Repeat the lines below exactly as they appear, but leave out the images.

Dataset records:
▼▼▼
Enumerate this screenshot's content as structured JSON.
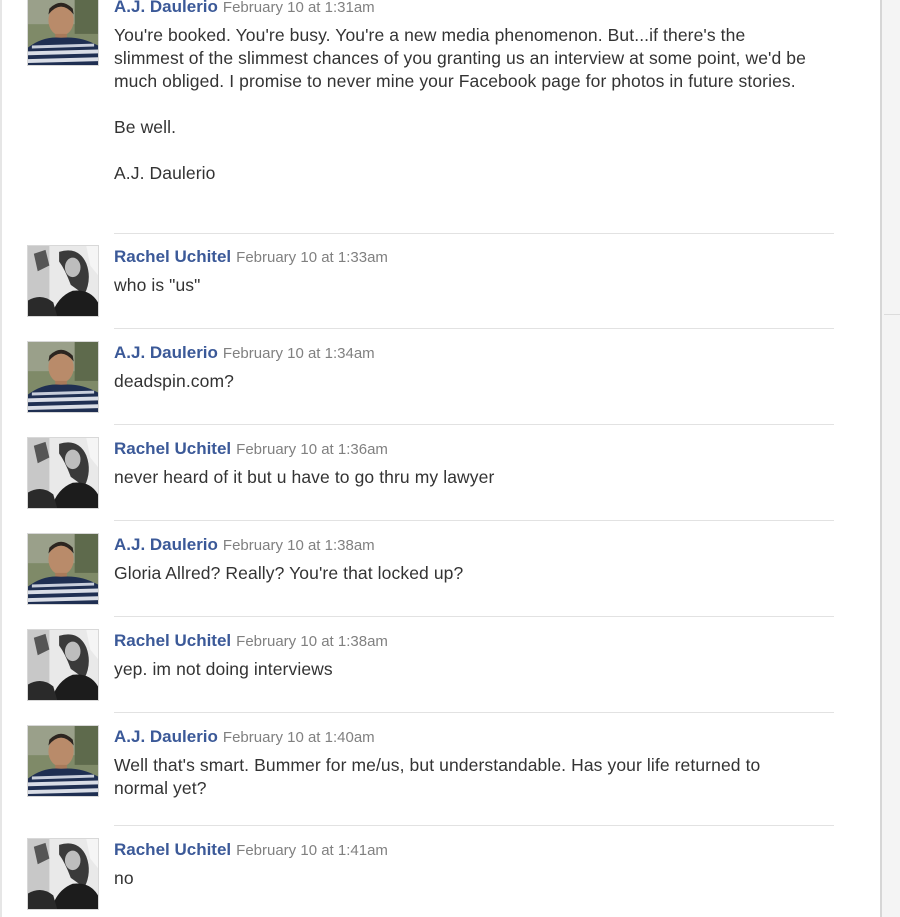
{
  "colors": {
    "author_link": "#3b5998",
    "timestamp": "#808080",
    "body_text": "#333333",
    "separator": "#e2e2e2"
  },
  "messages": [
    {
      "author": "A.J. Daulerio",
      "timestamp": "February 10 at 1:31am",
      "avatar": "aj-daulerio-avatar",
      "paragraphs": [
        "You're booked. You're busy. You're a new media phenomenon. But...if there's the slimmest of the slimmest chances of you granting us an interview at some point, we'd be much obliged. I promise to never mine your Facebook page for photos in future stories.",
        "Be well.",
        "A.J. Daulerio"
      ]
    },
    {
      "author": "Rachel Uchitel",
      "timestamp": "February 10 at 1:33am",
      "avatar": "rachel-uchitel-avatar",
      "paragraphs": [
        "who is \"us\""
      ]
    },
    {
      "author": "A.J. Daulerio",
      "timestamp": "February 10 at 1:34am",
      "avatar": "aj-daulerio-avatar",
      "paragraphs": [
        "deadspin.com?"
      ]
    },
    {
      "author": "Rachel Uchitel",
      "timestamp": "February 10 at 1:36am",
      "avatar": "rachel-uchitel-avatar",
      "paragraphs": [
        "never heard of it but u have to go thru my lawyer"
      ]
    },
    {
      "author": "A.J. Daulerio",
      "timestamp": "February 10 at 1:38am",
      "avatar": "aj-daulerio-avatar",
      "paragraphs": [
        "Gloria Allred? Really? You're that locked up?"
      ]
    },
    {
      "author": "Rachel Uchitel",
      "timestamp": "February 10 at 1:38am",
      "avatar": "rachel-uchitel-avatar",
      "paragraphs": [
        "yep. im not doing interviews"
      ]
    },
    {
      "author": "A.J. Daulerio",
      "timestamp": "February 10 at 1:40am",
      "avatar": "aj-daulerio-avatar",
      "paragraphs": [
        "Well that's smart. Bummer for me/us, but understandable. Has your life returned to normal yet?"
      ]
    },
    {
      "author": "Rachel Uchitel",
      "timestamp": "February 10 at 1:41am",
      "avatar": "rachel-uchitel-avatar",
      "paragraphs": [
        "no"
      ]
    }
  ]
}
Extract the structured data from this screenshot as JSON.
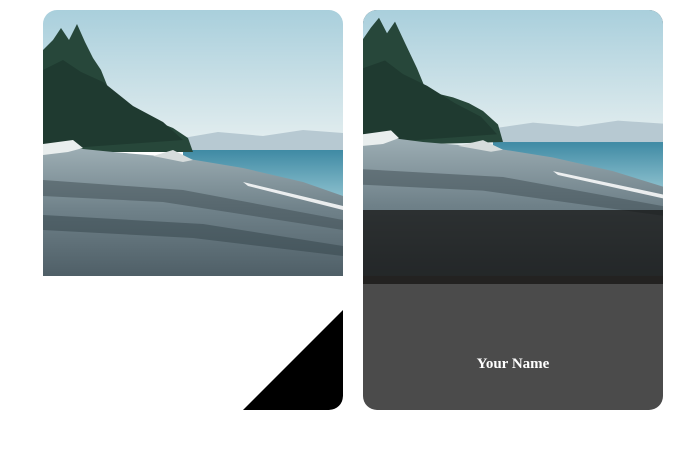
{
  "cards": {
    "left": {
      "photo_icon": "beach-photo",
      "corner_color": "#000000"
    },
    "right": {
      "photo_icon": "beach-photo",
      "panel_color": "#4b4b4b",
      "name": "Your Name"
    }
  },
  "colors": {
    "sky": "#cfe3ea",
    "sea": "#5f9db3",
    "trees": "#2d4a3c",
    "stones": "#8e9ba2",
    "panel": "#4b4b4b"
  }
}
▲▲▲
- [Task output]
Enumerate this screenshot's content as structured JSON.
{
  "colors": {
    "author_link": "#3b5998",
    "timestamp": "#808080",
    "body_text": "#333333",
    "separator": "#e2e2e2"
  },
  "messages": [
    {
      "author": "A.J. Daulerio",
      "timestamp": "February 10 at 1:31am",
      "avatar": "aj-daulerio-avatar",
      "paragraphs": [
        "You're booked. You're busy. You're a new media phenomenon. But...if there's the slimmest of the slimmest chances of you granting us an interview at some point, we'd be much obliged. I promise to never mine your Facebook page for photos in future stories.",
        "Be well.",
        "A.J. Daulerio"
      ]
    },
    {
      "author": "Rachel Uchitel",
      "timestamp": "February 10 at 1:33am",
      "avatar": "rachel-uchitel-avatar",
      "paragraphs": [
        "who is \"us\""
      ]
    },
    {
      "author": "A.J. Daulerio",
      "timestamp": "February 10 at 1:34am",
      "avatar": "aj-daulerio-avatar",
      "paragraphs": [
        "deadspin.com?"
      ]
    },
    {
      "author": "Rachel Uchitel",
      "timestamp": "February 10 at 1:36am",
      "avatar": "rachel-uchitel-avatar",
      "paragraphs": [
        "never heard of it but u have to go thru my lawyer"
      ]
    },
    {
      "author": "A.J. Daulerio",
      "timestamp": "February 10 at 1:38am",
      "avatar": "aj-daulerio-avatar",
      "paragraphs": [
        "Gloria Allred? Really? You're that locked up?"
      ]
    },
    {
      "author": "Rachel Uchitel",
      "timestamp": "February 10 at 1:38am",
      "avatar": "rachel-uchitel-avatar",
      "paragraphs": [
        "yep. im not doing interviews"
      ]
    },
    {
      "author": "A.J. Daulerio",
      "timestamp": "February 10 at 1:40am",
      "avatar": "aj-daulerio-avatar",
      "paragraphs": [
        "Well that's smart. Bummer for me/us, but understandable. Has your life returned to normal yet?"
      ]
    },
    {
      "author": "Rachel Uchitel",
      "timestamp": "February 10 at 1:41am",
      "avatar": "rachel-uchitel-avatar",
      "paragraphs": [
        "no"
      ]
    }
  ]
}
Extract the structured data from this screenshot as JSON.
{
  "cards": {
    "left": {
      "photo_icon": "beach-photo",
      "corner_color": "#000000"
    },
    "right": {
      "photo_icon": "beach-photo",
      "panel_color": "#4b4b4b",
      "name": "Your Name"
    }
  },
  "colors": {
    "sky": "#cfe3ea",
    "sea": "#5f9db3",
    "trees": "#2d4a3c",
    "stones": "#8e9ba2",
    "panel": "#4b4b4b"
  }
}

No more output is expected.